## THE PROBLEM
Locate the word "family" in the data below, then copy every line that holds it.

## PROVIDED MATERIAL
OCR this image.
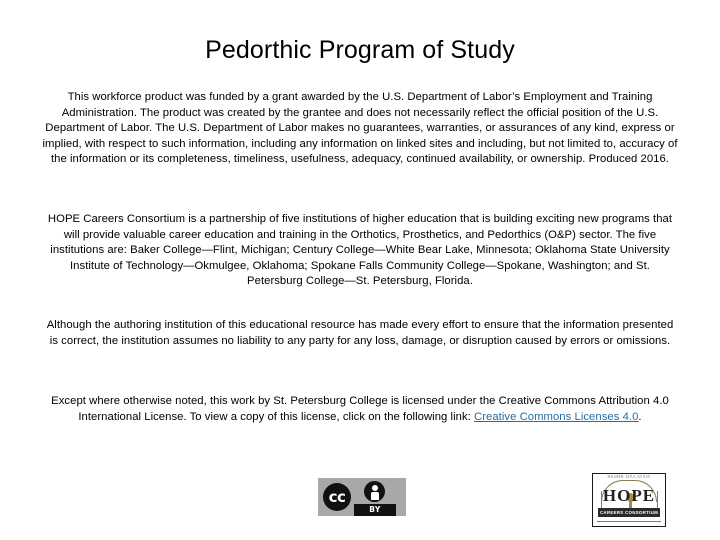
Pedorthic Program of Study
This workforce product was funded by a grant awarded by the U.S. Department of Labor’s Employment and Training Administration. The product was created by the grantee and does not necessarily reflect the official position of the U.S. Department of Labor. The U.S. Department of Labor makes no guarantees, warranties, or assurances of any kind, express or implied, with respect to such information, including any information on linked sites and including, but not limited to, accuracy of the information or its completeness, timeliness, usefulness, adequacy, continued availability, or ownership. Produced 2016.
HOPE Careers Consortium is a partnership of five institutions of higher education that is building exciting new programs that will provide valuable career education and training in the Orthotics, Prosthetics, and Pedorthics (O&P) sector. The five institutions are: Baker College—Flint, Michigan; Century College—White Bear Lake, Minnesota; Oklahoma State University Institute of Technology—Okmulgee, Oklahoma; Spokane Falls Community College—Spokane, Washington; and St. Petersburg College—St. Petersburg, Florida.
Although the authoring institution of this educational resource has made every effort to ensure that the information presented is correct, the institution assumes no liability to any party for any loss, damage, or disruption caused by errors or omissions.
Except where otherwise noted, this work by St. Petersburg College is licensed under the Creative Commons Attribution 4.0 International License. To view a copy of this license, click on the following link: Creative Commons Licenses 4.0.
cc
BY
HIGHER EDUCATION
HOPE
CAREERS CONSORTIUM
...
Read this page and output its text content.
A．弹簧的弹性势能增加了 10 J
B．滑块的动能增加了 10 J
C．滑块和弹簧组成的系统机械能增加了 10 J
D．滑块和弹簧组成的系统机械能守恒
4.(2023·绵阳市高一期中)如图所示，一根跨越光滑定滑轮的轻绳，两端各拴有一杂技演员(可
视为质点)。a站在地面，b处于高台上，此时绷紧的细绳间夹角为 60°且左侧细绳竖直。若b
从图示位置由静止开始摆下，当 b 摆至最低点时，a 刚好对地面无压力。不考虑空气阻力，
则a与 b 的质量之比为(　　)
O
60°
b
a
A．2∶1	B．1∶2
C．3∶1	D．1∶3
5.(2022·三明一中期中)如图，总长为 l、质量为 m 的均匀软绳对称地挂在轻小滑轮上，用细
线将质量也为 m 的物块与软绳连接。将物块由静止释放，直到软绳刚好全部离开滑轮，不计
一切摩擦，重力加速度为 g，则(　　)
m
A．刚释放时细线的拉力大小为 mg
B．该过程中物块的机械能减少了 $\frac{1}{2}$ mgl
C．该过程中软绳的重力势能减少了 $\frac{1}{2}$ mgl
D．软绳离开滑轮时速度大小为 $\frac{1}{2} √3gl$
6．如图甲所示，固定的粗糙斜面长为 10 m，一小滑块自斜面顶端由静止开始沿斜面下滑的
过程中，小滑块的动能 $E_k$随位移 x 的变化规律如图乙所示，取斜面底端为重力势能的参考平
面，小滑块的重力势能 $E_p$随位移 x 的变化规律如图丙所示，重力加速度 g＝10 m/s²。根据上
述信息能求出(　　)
* * *
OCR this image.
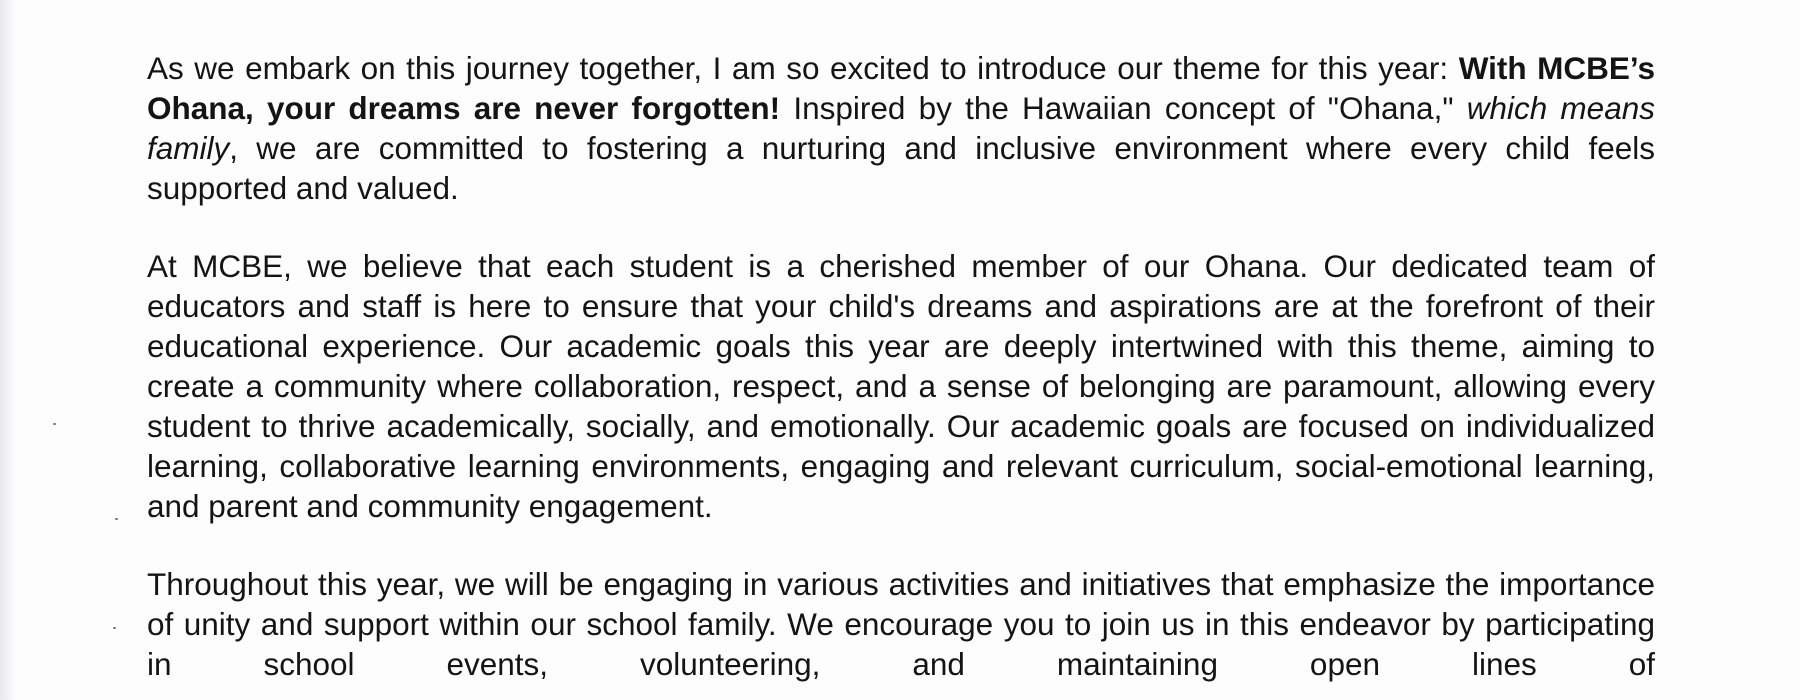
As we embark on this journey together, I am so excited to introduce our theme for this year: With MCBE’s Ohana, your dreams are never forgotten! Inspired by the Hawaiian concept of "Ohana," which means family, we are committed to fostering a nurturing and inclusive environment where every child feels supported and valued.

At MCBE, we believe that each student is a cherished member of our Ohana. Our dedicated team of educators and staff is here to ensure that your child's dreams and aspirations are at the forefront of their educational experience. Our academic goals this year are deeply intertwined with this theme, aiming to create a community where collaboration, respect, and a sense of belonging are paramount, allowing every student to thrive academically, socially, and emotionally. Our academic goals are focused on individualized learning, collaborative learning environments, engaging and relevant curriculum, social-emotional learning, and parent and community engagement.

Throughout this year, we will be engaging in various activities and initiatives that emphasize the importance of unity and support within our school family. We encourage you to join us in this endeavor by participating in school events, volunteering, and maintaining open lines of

## ANSWER TO THE EXERCISE
As we embark on this journey together, I am so excited to introduce our theme for this year: With MCBE’s Ohana, your dreams are never forgotten! Inspired by the Hawaiian concept of "Ohana," which means family, we are committed to fostering a nurturing and inclusive environment where every child feels supported and valued.
Throughout this year, we will be engaging in various activities and initiatives that emphasize the importance of unity and support within our school family. We encourage you to join us in this endeavor by participating in school events, volunteering, and maintaining open lines of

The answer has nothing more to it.